### [PROVIDED MATERIAL]
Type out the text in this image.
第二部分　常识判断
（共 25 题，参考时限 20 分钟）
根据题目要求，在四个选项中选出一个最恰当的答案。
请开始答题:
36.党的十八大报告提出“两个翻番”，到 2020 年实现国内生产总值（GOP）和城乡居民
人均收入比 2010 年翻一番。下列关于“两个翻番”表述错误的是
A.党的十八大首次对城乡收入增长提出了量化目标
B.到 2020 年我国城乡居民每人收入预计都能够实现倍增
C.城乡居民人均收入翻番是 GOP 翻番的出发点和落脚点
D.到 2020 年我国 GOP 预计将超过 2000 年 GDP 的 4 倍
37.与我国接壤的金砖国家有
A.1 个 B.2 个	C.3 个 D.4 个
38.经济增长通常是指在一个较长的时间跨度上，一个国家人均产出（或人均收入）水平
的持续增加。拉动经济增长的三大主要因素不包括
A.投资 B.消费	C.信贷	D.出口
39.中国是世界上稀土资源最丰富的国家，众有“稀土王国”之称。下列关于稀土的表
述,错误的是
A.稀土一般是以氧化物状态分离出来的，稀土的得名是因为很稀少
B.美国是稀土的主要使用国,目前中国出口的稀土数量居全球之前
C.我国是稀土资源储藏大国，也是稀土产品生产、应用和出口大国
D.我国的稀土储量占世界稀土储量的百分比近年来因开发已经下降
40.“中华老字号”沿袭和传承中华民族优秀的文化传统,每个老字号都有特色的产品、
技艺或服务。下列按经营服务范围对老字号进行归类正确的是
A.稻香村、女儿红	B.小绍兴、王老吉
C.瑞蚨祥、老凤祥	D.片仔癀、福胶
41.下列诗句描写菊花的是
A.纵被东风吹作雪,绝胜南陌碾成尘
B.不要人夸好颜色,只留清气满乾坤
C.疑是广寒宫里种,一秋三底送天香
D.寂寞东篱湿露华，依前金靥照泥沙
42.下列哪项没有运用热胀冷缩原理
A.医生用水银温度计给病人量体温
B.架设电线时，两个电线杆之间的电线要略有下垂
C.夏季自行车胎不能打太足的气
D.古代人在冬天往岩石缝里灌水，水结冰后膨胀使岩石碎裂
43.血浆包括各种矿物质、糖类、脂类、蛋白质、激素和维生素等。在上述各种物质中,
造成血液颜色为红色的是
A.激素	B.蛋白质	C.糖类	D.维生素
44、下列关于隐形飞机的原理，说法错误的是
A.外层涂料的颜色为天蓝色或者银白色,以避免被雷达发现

### [PROBLEM TO WORK ON]
Write all of the records out again exactly.

### [IN RESPONSE]
Type out the text in this image.
第二部分　常识判断
（共 25 题，参考时限 20 分钟）
根据题目要求，在四个选项中选出一个最恰当的答案。
请开始答题:
36.党的十八大报告提出“两个翻番”，到 2020 年实现国内生产总值（GOP）和城乡居民
人均收入比 2010 年翻一番。下列关于“两个翻番”表述错误的是
A.党的十八大首次对城乡收入增长提出了量化目标
B.到 2020 年我国城乡居民每人收入预计都能够实现倍增
C.城乡居民人均收入翻番是 GOP 翻番的出发点和落脚点
D.到 2020 年我国 GOP 预计将超过 2000 年 GDP 的 4 倍
37.与我国接壤的金砖国家有
A.1 个 B.2 个	C.3 个 D.4 个
38.经济增长通常是指在一个较长的时间跨度上，一个国家人均产出（或人均收入）水平
的持续增加。拉动经济增长的三大主要因素不包括
A.投资 B.消费	C.信贷	D.出口
39.中国是世界上稀土资源最丰富的国家，众有“稀土王国”之称。下列关于稀土的表
述,错误的是
A.稀土一般是以氧化物状态分离出来的，稀土的得名是因为很稀少
B.美国是稀土的主要使用国,目前中国出口的稀土数量居全球之前
C.我国是稀土资源储藏大国，也是稀土产品生产、应用和出口大国
D.我国的稀土储量占世界稀土储量的百分比近年来因开发已经下降
40.“中华老字号”沿袭和传承中华民族优秀的文化传统,每个老字号都有特色的产品、
技艺或服务。下列按经营服务范围对老字号进行归类正确的是
A.稻香村、女儿红	B.小绍兴、王老吉
C.瑞蚨祥、老凤祥	D.片仔癀、福胶
41.下列诗句描写菊花的是
A.纵被东风吹作雪,绝胜南陌碾成尘
B.不要人夸好颜色,只留清气满乾坤
C.疑是广寒宫里种,一秋三底送天香
D.寂寞东篱湿露华，依前金靥照泥沙
42.下列哪项没有运用热胀冷缩原理
A.医生用水银温度计给病人量体温
B.架设电线时，两个电线杆之间的电线要略有下垂
C.夏季自行车胎不能打太足的气
D.古代人在冬天往岩石缝里灌水，水结冰后膨胀使岩石碎裂
43.血浆包括各种矿物质、糖类、脂类、蛋白质、激素和维生素等。在上述各种物质中,
造成血液颜色为红色的是
A.激素	B.蛋白质	C.糖类	D.维生素
44、下列关于隐形飞机的原理，说法错误的是
A.外层涂料的颜色为天蓝色或者银白色,以避免被雷达发现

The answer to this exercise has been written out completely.